Description of the task -
Below are the records. Count the lines containing the string "United", and reply with the number alone.

Dataset entries -
- - -

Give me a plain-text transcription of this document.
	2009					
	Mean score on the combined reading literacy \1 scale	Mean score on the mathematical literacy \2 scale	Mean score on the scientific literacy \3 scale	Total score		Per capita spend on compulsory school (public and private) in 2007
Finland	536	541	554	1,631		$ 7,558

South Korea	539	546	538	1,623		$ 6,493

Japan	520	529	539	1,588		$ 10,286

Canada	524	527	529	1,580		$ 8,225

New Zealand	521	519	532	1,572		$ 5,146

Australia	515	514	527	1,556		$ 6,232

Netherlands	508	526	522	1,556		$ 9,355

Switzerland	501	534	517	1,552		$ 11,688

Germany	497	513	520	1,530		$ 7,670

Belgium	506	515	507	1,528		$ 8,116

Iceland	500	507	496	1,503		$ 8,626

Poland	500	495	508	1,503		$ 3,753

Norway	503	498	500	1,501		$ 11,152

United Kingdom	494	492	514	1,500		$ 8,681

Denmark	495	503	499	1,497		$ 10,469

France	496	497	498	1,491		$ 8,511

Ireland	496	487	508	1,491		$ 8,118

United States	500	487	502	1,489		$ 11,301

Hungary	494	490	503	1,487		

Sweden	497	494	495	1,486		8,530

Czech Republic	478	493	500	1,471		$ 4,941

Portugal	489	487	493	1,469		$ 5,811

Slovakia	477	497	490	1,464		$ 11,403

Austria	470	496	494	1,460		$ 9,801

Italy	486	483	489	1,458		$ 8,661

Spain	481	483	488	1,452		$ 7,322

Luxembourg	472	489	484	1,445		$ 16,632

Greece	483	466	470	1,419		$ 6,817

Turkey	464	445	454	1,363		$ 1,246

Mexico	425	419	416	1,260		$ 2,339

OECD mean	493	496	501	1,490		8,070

- - -

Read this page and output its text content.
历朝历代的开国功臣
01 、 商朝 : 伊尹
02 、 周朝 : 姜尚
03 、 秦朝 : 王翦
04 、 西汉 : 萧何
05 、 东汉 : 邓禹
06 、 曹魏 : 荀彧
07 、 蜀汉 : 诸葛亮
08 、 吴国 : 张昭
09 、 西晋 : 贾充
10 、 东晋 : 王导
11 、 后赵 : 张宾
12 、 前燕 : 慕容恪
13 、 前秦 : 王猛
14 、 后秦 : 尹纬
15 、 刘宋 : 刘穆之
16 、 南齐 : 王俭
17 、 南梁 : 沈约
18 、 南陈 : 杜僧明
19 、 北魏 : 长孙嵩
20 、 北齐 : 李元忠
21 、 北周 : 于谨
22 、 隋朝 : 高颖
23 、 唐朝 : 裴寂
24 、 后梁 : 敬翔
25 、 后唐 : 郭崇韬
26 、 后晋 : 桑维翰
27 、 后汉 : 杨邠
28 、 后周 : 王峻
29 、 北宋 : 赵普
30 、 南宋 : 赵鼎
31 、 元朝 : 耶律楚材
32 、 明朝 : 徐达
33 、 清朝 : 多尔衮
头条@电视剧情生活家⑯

- - -

Full output -
2